» **Extracted entries**:
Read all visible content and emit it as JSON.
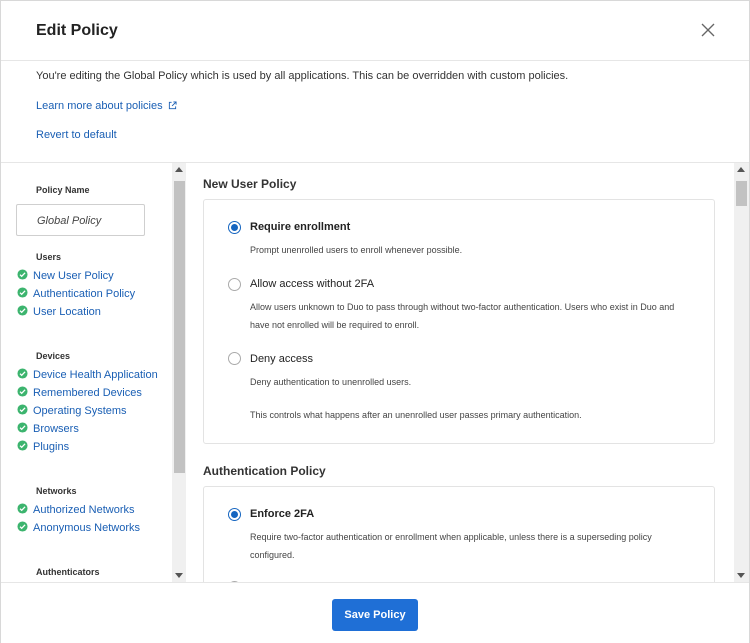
{
  "header": {
    "title": "Edit Policy"
  },
  "intro": {
    "text": "You're editing the Global Policy which is used by all applications. This can be overridden with custom policies.",
    "learn_more": "Learn more about policies",
    "revert": "Revert to default"
  },
  "sidebar": {
    "policy_name_label": "Policy Name",
    "policy_name_value": "Global Policy",
    "groups": [
      {
        "title": "Users",
        "items": [
          "New User Policy",
          "Authentication Policy",
          "User Location"
        ]
      },
      {
        "title": "Devices",
        "items": [
          "Device Health Application",
          "Remembered Devices",
          "Operating Systems",
          "Browsers",
          "Plugins"
        ]
      },
      {
        "title": "Networks",
        "items": [
          "Authorized Networks",
          "Anonymous Networks"
        ]
      },
      {
        "title": "Authenticators",
        "items": []
      }
    ]
  },
  "main": {
    "new_user_policy": {
      "title": "New User Policy",
      "options": [
        {
          "label": "Require enrollment",
          "selected": true,
          "desc": "Prompt unenrolled users to enroll whenever possible."
        },
        {
          "label": "Allow access without 2FA",
          "selected": false,
          "desc": "Allow users unknown to Duo to pass through without two-factor authentication. Users who exist in Duo and have not enrolled will be required to enroll."
        },
        {
          "label": "Deny access",
          "selected": false,
          "desc": "Deny authentication to unenrolled users."
        }
      ],
      "note": "This controls what happens after an unenrolled user passes primary authentication."
    },
    "authentication_policy": {
      "title": "Authentication Policy",
      "options": [
        {
          "label": "Enforce 2FA",
          "selected": true,
          "desc": "Require two-factor authentication or enrollment when applicable, unless there is a superseding policy configured."
        }
      ]
    }
  },
  "footer": {
    "save": "Save Policy"
  },
  "colors": {
    "link": "#1a5fb4",
    "check": "#3cb46e",
    "primary": "#1f6fd6"
  }
}
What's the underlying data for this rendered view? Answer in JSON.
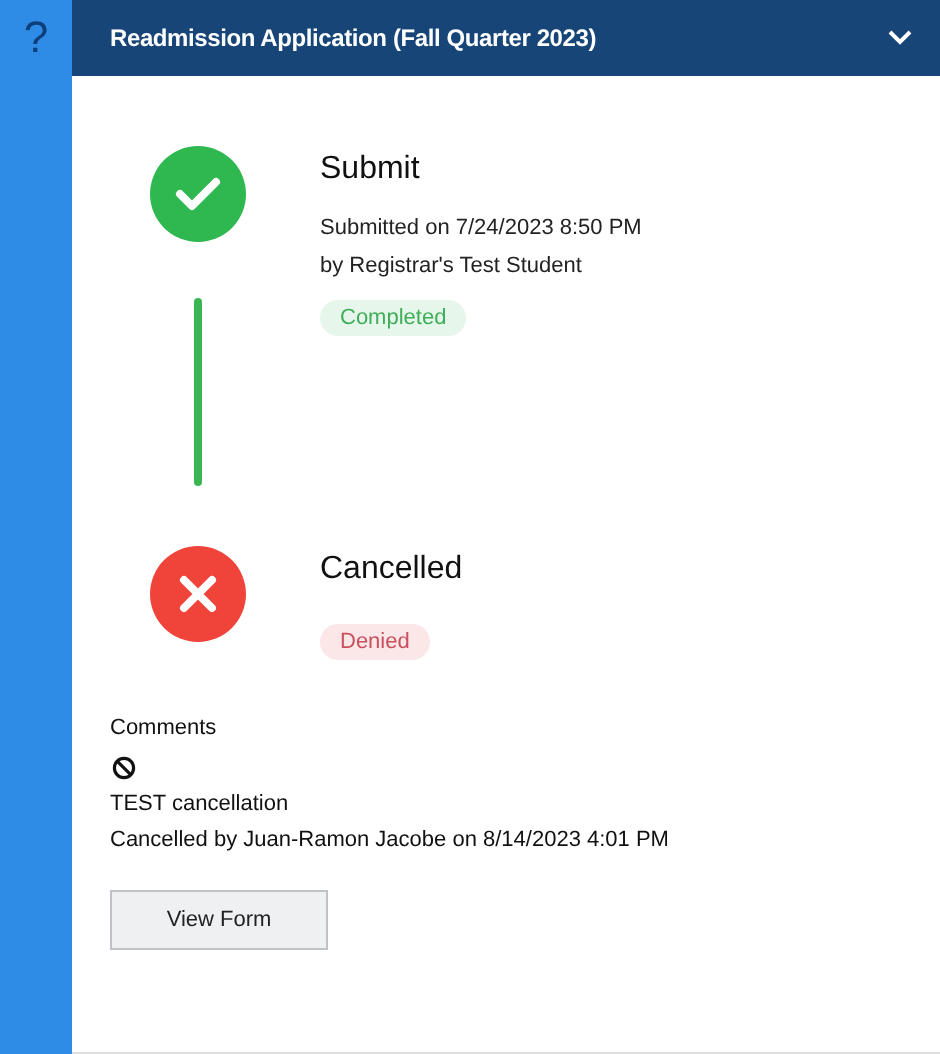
{
  "help": {
    "label": "?"
  },
  "header": {
    "title": "Readmission Application (Fall Quarter 2023)",
    "expanded": true
  },
  "steps": [
    {
      "kind": "completed",
      "title": "Submit",
      "details": [
        "Submitted on 7/24/2023 8:50 PM",
        "by Registrar's Test Student"
      ],
      "status": "Completed"
    },
    {
      "kind": "cancelled",
      "title": "Cancelled",
      "status": "Denied"
    }
  ],
  "comments": {
    "heading": "Comments",
    "text": "TEST cancellation",
    "byline": "Cancelled by Juan-Ramon Jacobe on 8/14/2023 4:01 PM"
  },
  "buttons": [
    "View Form"
  ]
}
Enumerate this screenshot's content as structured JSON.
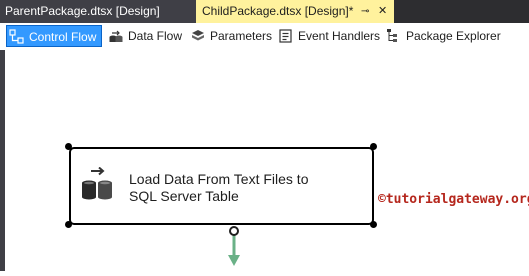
{
  "tabs": [
    {
      "label": "ParentPackage.dtsx [Design]",
      "active": false
    },
    {
      "label": "ChildPackage.dtsx [Design]*",
      "active": true
    }
  ],
  "tab_icons": {
    "pin": "pin-icon",
    "close": "close-icon"
  },
  "designer_tabs": [
    {
      "label": "Control Flow",
      "icon": "control-flow-icon",
      "active": true
    },
    {
      "label": "Data Flow",
      "icon": "data-flow-icon",
      "active": false
    },
    {
      "label": "Parameters",
      "icon": "parameters-icon",
      "active": false
    },
    {
      "label": "Event Handlers",
      "icon": "event-handlers-icon",
      "active": false
    },
    {
      "label": "Package Explorer",
      "icon": "package-explorer-icon",
      "active": false
    }
  ],
  "task": {
    "title_line1": "Load Data From Text Files to",
    "title_line2": "SQL Server Table",
    "icon": "data-flow-task-icon"
  },
  "watermark": "©tutorialgateway.org",
  "colors": {
    "active_tab_bg": "#fff29d",
    "selected_designer_tab": "#3399ff",
    "connector_green": "#6ab187",
    "watermark_red": "#b5271d"
  }
}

» **Your goal**: Transcribe the material exactly, leaving every picture out.

» **Result of this exercise**:
Read all visible content and emit it as JSON.
{
  "header": {
    "title": "Edit Policy"
  },
  "intro": {
    "text": "You're editing the Global Policy which is used by all applications. This can be overridden with custom policies.",
    "learn_more": "Learn more about policies",
    "revert": "Revert to default"
  },
  "sidebar": {
    "policy_name_label": "Policy Name",
    "policy_name_value": "Global Policy",
    "groups": [
      {
        "title": "Users",
        "items": [
          "New User Policy",
          "Authentication Policy",
          "User Location"
        ]
      },
      {
        "title": "Devices",
        "items": [
          "Device Health Application",
          "Remembered Devices",
          "Operating Systems",
          "Browsers",
          "Plugins"
        ]
      },
      {
        "title": "Networks",
        "items": [
          "Authorized Networks",
          "Anonymous Networks"
        ]
      },
      {
        "title": "Authenticators",
        "items": []
      }
    ]
  },
  "main": {
    "new_user_policy": {
      "title": "New User Policy",
      "options": [
        {
          "label": "Require enrollment",
          "selected": true,
          "desc": "Prompt unenrolled users to enroll whenever possible."
        },
        {
          "label": "Allow access without 2FA",
          "selected": false,
          "desc": "Allow users unknown to Duo to pass through without two-factor authentication. Users who exist in Duo and have not enrolled will be required to enroll."
        },
        {
          "label": "Deny access",
          "selected": false,
          "desc": "Deny authentication to unenrolled users."
        }
      ],
      "note": "This controls what happens after an unenrolled user passes primary authentication."
    },
    "authentication_policy": {
      "title": "Authentication Policy",
      "options": [
        {
          "label": "Enforce 2FA",
          "selected": true,
          "desc": "Require two-factor authentication or enrollment when applicable, unless there is a superseding policy configured."
        }
      ]
    }
  },
  "footer": {
    "save": "Save Policy"
  },
  "colors": {
    "link": "#1a5fb4",
    "check": "#3cb46e",
    "primary": "#1f6fd6"
  }
}
What's the underlying data for this rendered view? Answer in JSON.
{
  "help": {
    "label": "?"
  },
  "header": {
    "title": "Readmission Application (Fall Quarter 2023)",
    "expanded": true
  },
  "steps": [
    {
      "kind": "completed",
      "title": "Submit",
      "details": [
        "Submitted on 7/24/2023 8:50 PM",
        "by Registrar's Test Student"
      ],
      "status": "Completed"
    },
    {
      "kind": "cancelled",
      "title": "Cancelled",
      "status": "Denied"
    }
  ],
  "comments": {
    "heading": "Comments",
    "text": "TEST cancellation",
    "byline": "Cancelled by Juan-Ramon Jacobe on 8/14/2023 4:01 PM"
  },
  "buttons": [
    "View Form"
  ]
}
Enumerate this screenshot's content as structured JSON.
{
  "tabs": [
    {
      "label": "ParentPackage.dtsx [Design]",
      "active": false
    },
    {
      "label": "ChildPackage.dtsx [Design]*",
      "active": true
    }
  ],
  "tab_icons": {
    "pin": "pin-icon",
    "close": "close-icon"
  },
  "designer_tabs": [
    {
      "label": "Control Flow",
      "icon": "control-flow-icon",
      "active": true
    },
    {
      "label": "Data Flow",
      "icon": "data-flow-icon",
      "active": false
    },
    {
      "label": "Parameters",
      "icon": "parameters-icon",
      "active": false
    },
    {
      "label": "Event Handlers",
      "icon": "event-handlers-icon",
      "active": false
    },
    {
      "label": "Package Explorer",
      "icon": "package-explorer-icon",
      "active": false
    }
  ],
  "task": {
    "title_line1": "Load Data From Text Files to",
    "title_line2": "SQL Server Table",
    "icon": "data-flow-task-icon"
  },
  "watermark": "©tutorialgateway.org",
  "colors": {
    "active_tab_bg": "#fff29d",
    "selected_designer_tab": "#3399ff",
    "connector_green": "#6ab187",
    "watermark_red": "#b5271d"
  }
}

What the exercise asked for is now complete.